» TASK GOAL:
State how many lines in the listing below include the word "icon", and add nothing besides the number.

Dataset items:
+---+

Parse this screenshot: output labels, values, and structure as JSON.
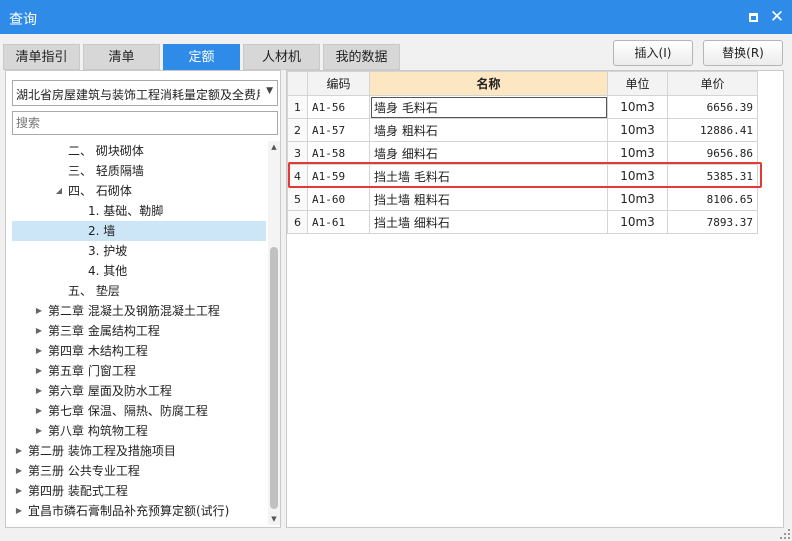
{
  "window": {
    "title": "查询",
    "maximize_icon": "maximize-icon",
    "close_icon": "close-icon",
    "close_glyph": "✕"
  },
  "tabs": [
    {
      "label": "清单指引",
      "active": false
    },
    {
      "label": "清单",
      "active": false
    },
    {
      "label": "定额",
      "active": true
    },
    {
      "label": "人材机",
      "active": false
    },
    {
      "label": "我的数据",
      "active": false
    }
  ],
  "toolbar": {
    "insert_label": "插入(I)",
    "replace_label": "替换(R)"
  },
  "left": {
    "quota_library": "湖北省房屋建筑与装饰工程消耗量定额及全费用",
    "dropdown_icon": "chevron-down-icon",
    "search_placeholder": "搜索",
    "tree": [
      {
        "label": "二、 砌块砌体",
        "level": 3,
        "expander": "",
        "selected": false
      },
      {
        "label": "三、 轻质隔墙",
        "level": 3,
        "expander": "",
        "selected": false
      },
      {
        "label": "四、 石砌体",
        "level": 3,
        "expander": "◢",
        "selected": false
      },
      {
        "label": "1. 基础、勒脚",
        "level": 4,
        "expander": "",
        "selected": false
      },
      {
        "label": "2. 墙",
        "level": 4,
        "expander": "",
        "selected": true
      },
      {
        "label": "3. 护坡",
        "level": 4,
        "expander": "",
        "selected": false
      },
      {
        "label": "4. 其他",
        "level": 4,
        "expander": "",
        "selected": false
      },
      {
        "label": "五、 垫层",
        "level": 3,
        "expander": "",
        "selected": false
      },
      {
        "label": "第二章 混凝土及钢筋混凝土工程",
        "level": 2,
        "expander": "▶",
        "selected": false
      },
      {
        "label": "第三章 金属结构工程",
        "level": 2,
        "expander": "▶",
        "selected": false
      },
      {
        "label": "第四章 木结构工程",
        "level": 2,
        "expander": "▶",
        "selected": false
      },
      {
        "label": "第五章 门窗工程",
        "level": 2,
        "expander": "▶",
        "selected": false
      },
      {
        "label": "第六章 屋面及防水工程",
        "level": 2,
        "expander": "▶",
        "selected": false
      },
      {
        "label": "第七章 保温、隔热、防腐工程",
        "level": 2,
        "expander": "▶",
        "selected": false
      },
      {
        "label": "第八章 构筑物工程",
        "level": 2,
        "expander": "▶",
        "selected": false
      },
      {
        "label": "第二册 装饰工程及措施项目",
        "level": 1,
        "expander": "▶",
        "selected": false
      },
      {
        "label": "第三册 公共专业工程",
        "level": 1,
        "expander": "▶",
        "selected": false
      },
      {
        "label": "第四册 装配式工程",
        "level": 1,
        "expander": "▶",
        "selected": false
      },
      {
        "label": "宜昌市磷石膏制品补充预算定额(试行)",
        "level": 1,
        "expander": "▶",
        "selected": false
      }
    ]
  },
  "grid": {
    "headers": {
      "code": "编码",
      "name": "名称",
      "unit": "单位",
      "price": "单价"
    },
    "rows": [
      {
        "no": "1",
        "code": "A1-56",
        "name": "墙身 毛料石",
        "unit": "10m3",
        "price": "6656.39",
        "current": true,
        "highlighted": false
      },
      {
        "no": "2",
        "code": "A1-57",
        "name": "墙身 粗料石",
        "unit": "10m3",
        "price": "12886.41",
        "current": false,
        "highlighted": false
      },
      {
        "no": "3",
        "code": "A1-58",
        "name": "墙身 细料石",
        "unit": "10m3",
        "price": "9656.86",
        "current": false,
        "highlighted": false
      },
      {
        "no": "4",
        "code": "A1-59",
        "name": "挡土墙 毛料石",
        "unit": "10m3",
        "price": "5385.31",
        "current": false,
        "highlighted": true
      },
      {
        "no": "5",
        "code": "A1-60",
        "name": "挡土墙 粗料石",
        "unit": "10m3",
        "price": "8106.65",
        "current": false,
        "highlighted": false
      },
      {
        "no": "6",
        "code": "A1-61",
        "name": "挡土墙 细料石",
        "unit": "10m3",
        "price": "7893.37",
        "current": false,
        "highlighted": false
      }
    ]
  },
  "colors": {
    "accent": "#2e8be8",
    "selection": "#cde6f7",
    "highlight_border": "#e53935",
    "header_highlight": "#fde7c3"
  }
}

+---+

» PROBLEM SOLUTION:
3